◆ **Your task**: Extract all lines in the data that contain the word "Lecture".

◆ **Given data**:

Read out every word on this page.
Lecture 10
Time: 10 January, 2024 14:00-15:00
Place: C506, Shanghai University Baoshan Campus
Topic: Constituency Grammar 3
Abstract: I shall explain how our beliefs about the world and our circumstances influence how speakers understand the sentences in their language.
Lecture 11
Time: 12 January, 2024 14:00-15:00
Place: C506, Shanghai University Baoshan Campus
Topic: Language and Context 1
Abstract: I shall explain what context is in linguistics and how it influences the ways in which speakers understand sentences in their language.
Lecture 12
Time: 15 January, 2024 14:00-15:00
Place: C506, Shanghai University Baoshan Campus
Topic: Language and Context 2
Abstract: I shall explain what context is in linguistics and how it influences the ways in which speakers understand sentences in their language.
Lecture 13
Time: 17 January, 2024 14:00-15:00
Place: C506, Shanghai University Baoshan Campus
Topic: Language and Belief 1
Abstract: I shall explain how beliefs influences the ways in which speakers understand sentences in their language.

◆ **Task solution**:
Lecture 10
Lecture 11
Lecture 12
Lecture 13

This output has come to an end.